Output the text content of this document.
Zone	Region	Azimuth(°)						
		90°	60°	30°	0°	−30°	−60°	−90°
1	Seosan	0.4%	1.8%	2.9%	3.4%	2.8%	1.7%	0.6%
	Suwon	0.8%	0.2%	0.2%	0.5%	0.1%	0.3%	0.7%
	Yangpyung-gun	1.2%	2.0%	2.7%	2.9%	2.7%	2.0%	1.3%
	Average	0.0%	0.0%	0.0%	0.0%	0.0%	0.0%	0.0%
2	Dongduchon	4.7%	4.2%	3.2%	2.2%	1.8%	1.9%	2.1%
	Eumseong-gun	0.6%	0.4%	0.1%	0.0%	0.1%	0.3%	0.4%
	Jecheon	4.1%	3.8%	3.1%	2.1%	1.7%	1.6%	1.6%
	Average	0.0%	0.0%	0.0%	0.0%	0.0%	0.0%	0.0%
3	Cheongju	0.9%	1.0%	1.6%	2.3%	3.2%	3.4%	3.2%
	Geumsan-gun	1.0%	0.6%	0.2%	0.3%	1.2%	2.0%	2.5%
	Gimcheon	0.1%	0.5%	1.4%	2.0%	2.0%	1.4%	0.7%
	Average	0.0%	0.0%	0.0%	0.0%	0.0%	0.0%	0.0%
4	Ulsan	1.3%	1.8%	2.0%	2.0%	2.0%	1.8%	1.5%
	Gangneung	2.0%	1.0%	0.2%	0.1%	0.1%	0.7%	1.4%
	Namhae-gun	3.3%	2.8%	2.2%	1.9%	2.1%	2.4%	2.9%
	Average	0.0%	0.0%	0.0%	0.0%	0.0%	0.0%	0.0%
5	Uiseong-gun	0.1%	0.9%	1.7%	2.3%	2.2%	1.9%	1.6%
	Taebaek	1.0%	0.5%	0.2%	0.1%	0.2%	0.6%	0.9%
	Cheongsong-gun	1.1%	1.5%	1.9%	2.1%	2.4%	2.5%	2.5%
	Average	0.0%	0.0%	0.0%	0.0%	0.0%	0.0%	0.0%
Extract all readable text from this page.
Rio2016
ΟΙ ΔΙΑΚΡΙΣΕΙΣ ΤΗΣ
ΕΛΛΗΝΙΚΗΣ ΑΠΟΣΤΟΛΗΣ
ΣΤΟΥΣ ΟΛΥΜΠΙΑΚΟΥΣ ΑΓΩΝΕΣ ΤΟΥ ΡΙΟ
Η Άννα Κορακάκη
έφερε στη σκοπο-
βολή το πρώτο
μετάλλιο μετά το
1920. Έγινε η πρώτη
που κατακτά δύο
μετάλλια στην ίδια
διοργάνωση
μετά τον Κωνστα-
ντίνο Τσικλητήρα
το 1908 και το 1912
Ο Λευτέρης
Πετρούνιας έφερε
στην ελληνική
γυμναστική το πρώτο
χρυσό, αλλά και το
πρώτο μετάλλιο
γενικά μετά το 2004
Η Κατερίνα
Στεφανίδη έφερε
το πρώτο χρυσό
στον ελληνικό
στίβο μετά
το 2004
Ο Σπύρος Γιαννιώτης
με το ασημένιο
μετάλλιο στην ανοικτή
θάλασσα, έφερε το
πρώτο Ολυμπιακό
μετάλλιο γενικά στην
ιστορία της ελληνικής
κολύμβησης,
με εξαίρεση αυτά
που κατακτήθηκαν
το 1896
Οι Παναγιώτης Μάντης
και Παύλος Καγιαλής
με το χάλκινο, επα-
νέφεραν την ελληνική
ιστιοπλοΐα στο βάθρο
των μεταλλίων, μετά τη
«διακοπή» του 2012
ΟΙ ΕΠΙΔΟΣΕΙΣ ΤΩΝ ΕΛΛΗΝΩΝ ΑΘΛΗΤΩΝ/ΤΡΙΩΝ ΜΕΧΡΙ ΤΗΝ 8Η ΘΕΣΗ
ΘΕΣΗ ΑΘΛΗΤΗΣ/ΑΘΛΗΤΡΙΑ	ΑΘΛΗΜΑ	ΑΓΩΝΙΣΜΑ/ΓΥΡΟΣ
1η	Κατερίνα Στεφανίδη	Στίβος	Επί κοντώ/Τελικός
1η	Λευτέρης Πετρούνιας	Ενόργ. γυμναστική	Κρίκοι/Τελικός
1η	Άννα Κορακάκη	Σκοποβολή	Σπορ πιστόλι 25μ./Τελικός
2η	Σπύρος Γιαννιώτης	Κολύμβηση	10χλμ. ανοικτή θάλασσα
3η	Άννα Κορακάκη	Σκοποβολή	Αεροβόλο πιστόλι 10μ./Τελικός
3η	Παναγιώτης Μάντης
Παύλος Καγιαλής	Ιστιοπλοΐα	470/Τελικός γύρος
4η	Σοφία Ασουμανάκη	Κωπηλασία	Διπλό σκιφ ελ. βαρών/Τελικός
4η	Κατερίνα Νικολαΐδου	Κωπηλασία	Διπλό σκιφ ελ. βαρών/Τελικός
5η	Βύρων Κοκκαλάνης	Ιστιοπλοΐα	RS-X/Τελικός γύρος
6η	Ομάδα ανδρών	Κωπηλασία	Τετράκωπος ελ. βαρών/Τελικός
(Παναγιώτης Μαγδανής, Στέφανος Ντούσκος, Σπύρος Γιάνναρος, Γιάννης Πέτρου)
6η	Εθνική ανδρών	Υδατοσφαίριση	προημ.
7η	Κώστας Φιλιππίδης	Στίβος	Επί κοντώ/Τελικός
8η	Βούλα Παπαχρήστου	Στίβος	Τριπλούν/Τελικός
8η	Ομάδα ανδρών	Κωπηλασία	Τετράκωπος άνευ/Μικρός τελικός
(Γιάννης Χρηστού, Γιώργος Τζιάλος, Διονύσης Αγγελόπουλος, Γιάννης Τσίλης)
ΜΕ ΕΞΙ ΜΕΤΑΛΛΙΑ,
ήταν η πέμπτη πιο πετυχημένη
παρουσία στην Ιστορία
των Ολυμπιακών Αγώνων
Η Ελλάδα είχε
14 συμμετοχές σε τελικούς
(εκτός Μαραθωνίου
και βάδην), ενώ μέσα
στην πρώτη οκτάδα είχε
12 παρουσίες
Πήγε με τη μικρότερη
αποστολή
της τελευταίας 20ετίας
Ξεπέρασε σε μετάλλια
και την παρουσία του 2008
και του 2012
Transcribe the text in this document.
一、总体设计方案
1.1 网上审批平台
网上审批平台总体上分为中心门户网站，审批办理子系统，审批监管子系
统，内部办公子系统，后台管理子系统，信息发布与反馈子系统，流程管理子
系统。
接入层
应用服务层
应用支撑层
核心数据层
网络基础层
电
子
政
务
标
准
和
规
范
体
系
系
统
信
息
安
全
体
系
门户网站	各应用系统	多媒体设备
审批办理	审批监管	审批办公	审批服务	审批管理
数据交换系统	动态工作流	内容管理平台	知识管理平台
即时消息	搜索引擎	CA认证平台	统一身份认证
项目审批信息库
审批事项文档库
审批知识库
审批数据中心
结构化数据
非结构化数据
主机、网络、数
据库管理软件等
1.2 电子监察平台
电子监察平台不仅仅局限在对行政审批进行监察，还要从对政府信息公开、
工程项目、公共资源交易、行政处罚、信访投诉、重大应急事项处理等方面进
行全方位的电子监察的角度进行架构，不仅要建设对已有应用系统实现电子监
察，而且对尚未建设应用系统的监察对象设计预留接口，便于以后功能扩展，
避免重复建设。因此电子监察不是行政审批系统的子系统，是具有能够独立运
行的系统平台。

## Given problem
Return the lines above exactly, keeping every word.

## Solution to the exercise
Output the text content of this document.
Zone	Region	Azimuth(°)						
		90°	60°	30°	0°	−30°	−60°	−90°
1	Seosan	0.4%	1.8%	2.9%	3.4%	2.8%	1.7%	0.6%
	Suwon	0.8%	0.2%	0.2%	0.5%	0.1%	0.3%	0.7%
	Yangpyung-gun	1.2%	2.0%	2.7%	2.9%	2.7%	2.0%	1.3%
	Average	0.0%	0.0%	0.0%	0.0%	0.0%	0.0%	0.0%
2	Dongduchon	4.7%	4.2%	3.2%	2.2%	1.8%	1.9%	2.1%
	Eumseong-gun	0.6%	0.4%	0.1%	0.0%	0.1%	0.3%	0.4%
	Jecheon	4.1%	3.8%	3.1%	2.1%	1.7%	1.6%	1.6%
	Average	0.0%	0.0%	0.0%	0.0%	0.0%	0.0%	0.0%
3	Cheongju	0.9%	1.0%	1.6%	2.3%	3.2%	3.4%	3.2%
	Geumsan-gun	1.0%	0.6%	0.2%	0.3%	1.2%	2.0%	2.5%
	Gimcheon	0.1%	0.5%	1.4%	2.0%	2.0%	1.4%	0.7%
	Average	0.0%	0.0%	0.0%	0.0%	0.0%	0.0%	0.0%
4	Ulsan	1.3%	1.8%	2.0%	2.0%	2.0%	1.8%	1.5%
	Gangneung	2.0%	1.0%	0.2%	0.1%	0.1%	0.7%	1.4%
	Namhae-gun	3.3%	2.8%	2.2%	1.9%	2.1%	2.4%	2.9%
	Average	0.0%	0.0%	0.0%	0.0%	0.0%	0.0%	0.0%
5	Uiseong-gun	0.1%	0.9%	1.7%	2.3%	2.2%	1.9%	1.6%
	Taebaek	1.0%	0.5%	0.2%	0.1%	0.2%	0.6%	0.9%
	Cheongsong-gun	1.1%	1.5%	1.9%	2.1%	2.4%	2.5%	2.5%
	Average	0.0%	0.0%	0.0%	0.0%	0.0%	0.0%	0.0%
Extract all readable text from this page.
Rio2016
ΟΙ ΔΙΑΚΡΙΣΕΙΣ ΤΗΣ
ΕΛΛΗΝΙΚΗΣ ΑΠΟΣΤΟΛΗΣ
ΣΤΟΥΣ ΟΛΥΜΠΙΑΚΟΥΣ ΑΓΩΝΕΣ ΤΟΥ ΡΙΟ
Η Άννα Κορακάκη
έφερε στη σκοπο-
βολή το πρώτο
μετάλλιο μετά το
1920. Έγινε η πρώτη
που κατακτά δύο
μετάλλια στην ίδια
διοργάνωση
μετά τον Κωνστα-
ντίνο Τσικλητήρα
το 1908 και το 1912
Ο Λευτέρης
Πετρούνιας έφερε
στην ελληνική
γυμναστική το πρώτο
χρυσό, αλλά και το
πρώτο μετάλλιο
γενικά μετά το 2004
Η Κατερίνα
Στεφανίδη έφερε
το πρώτο χρυσό
στον ελληνικό
στίβο μετά
το 2004
Ο Σπύρος Γιαννιώτης
με το ασημένιο
μετάλλιο στην ανοικτή
θάλασσα, έφερε το
πρώτο Ολυμπιακό
μετάλλιο γενικά στην
ιστορία της ελληνικής
κολύμβησης,
με εξαίρεση αυτά
που κατακτήθηκαν
το 1896
Οι Παναγιώτης Μάντης
και Παύλος Καγιαλής
με το χάλκινο, επα-
νέφεραν την ελληνική
ιστιοπλοΐα στο βάθρο
των μεταλλίων, μετά τη
«διακοπή» του 2012
ΟΙ ΕΠΙΔΟΣΕΙΣ ΤΩΝ ΕΛΛΗΝΩΝ ΑΘΛΗΤΩΝ/ΤΡΙΩΝ ΜΕΧΡΙ ΤΗΝ 8Η ΘΕΣΗ
ΘΕΣΗ ΑΘΛΗΤΗΣ/ΑΘΛΗΤΡΙΑ	ΑΘΛΗΜΑ	ΑΓΩΝΙΣΜΑ/ΓΥΡΟΣ
1η	Κατερίνα Στεφανίδη	Στίβος	Επί κοντώ/Τελικός
1η	Λευτέρης Πετρούνιας	Ενόργ. γυμναστική	Κρίκοι/Τελικός
1η	Άννα Κορακάκη	Σκοποβολή	Σπορ πιστόλι 25μ./Τελικός
2η	Σπύρος Γιαννιώτης	Κολύμβηση	10χλμ. ανοικτή θάλασσα
3η	Άννα Κορακάκη	Σκοποβολή	Αεροβόλο πιστόλι 10μ./Τελικός
3η	Παναγιώτης Μάντης
Παύλος Καγιαλής	Ιστιοπλοΐα	470/Τελικός γύρος
4η	Σοφία Ασουμανάκη	Κωπηλασία	Διπλό σκιφ ελ. βαρών/Τελικός
4η	Κατερίνα Νικολαΐδου	Κωπηλασία	Διπλό σκιφ ελ. βαρών/Τελικός
5η	Βύρων Κοκκαλάνης	Ιστιοπλοΐα	RS-X/Τελικός γύρος
6η	Ομάδα ανδρών	Κωπηλασία	Τετράκωπος ελ. βαρών/Τελικός
(Παναγιώτης Μαγδανής, Στέφανος Ντούσκος, Σπύρος Γιάνναρος, Γιάννης Πέτρου)
6η	Εθνική ανδρών	Υδατοσφαίριση	προημ.
7η	Κώστας Φιλιππίδης	Στίβος	Επί κοντώ/Τελικός
8η	Βούλα Παπαχρήστου	Στίβος	Τριπλούν/Τελικός
8η	Ομάδα ανδρών	Κωπηλασία	Τετράκωπος άνευ/Μικρός τελικός
(Γιάννης Χρηστού, Γιώργος Τζιάλος, Διονύσης Αγγελόπουλος, Γιάννης Τσίλης)
ΜΕ ΕΞΙ ΜΕΤΑΛΛΙΑ,
ήταν η πέμπτη πιο πετυχημένη
παρουσία στην Ιστορία
των Ολυμπιακών Αγώνων
Η Ελλάδα είχε
14 συμμετοχές σε τελικούς
(εκτός Μαραθωνίου
και βάδην), ενώ μέσα
στην πρώτη οκτάδα είχε
12 παρουσίες
Πήγε με τη μικρότερη
αποστολή
της τελευταίας 20ετίας
Ξεπέρασε σε μετάλλια
και την παρουσία του 2008
και του 2012
Transcribe the text in this document.
一、总体设计方案
1.1 网上审批平台
网上审批平台总体上分为中心门户网站，审批办理子系统，审批监管子系
统，内部办公子系统，后台管理子系统，信息发布与反馈子系统，流程管理子
系统。
接入层
应用服务层
应用支撑层
核心数据层
网络基础层
电
子
政
务
标
准
和
规
范
体
系
系
统
信
息
安
全
体
系
门户网站	各应用系统	多媒体设备
审批办理	审批监管	审批办公	审批服务	审批管理
数据交换系统	动态工作流	内容管理平台	知识管理平台
即时消息	搜索引擎	CA认证平台	统一身份认证
项目审批信息库
审批事项文档库
审批知识库
审批数据中心
结构化数据
非结构化数据
主机、网络、数
据库管理软件等
1.2 电子监察平台
电子监察平台不仅仅局限在对行政审批进行监察，还要从对政府信息公开、
工程项目、公共资源交易、行政处罚、信访投诉、重大应急事项处理等方面进
行全方位的电子监察的角度进行架构，不仅要建设对已有应用系统实现电子监
察，而且对尚未建设应用系统的监察对象设计预留接口，便于以后功能扩展，
避免重复建设。因此电子监察不是行政审批系统的子系统，是具有能够独立运
行的系统平台。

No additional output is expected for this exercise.